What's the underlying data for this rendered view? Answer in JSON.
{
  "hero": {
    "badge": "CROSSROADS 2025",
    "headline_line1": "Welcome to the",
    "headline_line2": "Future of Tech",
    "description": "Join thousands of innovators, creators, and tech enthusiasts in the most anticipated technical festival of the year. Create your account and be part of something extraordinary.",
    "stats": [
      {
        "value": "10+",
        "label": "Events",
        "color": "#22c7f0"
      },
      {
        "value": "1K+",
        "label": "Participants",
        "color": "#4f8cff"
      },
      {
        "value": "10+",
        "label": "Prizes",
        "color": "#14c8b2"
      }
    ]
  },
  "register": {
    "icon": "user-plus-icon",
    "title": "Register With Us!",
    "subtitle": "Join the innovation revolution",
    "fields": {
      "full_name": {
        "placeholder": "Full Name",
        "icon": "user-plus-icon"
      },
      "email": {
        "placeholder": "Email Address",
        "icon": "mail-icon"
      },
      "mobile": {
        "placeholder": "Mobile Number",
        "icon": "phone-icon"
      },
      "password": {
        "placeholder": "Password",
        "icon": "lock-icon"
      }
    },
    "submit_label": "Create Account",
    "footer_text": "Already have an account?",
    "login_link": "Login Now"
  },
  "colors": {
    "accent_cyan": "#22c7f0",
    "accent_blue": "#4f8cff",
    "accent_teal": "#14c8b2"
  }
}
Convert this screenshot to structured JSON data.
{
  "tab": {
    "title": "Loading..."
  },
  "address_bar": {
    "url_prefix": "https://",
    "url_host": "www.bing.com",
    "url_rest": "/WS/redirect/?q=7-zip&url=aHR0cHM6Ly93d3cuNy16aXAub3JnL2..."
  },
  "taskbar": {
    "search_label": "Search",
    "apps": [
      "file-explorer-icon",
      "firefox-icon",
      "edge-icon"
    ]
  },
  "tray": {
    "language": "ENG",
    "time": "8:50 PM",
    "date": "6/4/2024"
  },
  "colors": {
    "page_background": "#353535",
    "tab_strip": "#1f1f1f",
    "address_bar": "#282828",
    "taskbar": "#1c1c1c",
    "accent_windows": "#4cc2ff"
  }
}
------------------------------
WRITTEN INSTRUCTION: Write the material out again word for word.

RESULT:
What's the underlying data for this rendered view? Answer in JSON.
{
  "hero": {
    "badge": "CROSSROADS 2025",
    "headline_line1": "Welcome to the",
    "headline_line2": "Future of Tech",
    "description": "Join thousands of innovators, creators, and tech enthusiasts in the most anticipated technical festival of the year. Create your account and be part of something extraordinary.",
    "stats": [
      {
        "value": "10+",
        "label": "Events",
        "color": "#22c7f0"
      },
      {
        "value": "1K+",
        "label": "Participants",
        "color": "#4f8cff"
      },
      {
        "value": "10+",
        "label": "Prizes",
        "color": "#14c8b2"
      }
    ]
  },
  "register": {
    "icon": "user-plus-icon",
    "title": "Register With Us!",
    "subtitle": "Join the innovation revolution",
    "fields": {
      "full_name": {
        "placeholder": "Full Name",
        "icon": "user-plus-icon"
      },
      "email": {
        "placeholder": "Email Address",
        "icon": "mail-icon"
      },
      "mobile": {
        "placeholder": "Mobile Number",
        "icon": "phone-icon"
      },
      "password": {
        "placeholder": "Password",
        "icon": "lock-icon"
      }
    },
    "submit_label": "Create Account",
    "footer_text": "Already have an account?",
    "login_link": "Login Now"
  },
  "colors": {
    "accent_cyan": "#22c7f0",
    "accent_blue": "#4f8cff",
    "accent_teal": "#14c8b2"
  }
}
Convert this screenshot to structured JSON data.
{
  "tab": {
    "title": "Loading..."
  },
  "address_bar": {
    "url_prefix": "https://",
    "url_host": "www.bing.com",
    "url_rest": "/WS/redirect/?q=7-zip&url=aHR0cHM6Ly93d3cuNy16aXAub3JnL2..."
  },
  "taskbar": {
    "search_label": "Search",
    "apps": [
      "file-explorer-icon",
      "firefox-icon",
      "edge-icon"
    ]
  },
  "tray": {
    "language": "ENG",
    "time": "8:50 PM",
    "date": "6/4/2024"
  },
  "colors": {
    "page_background": "#353535",
    "tab_strip": "#1f1f1f",
    "address_bar": "#282828",
    "taskbar": "#1c1c1c",
    "accent_windows": "#4cc2ff"
  }
}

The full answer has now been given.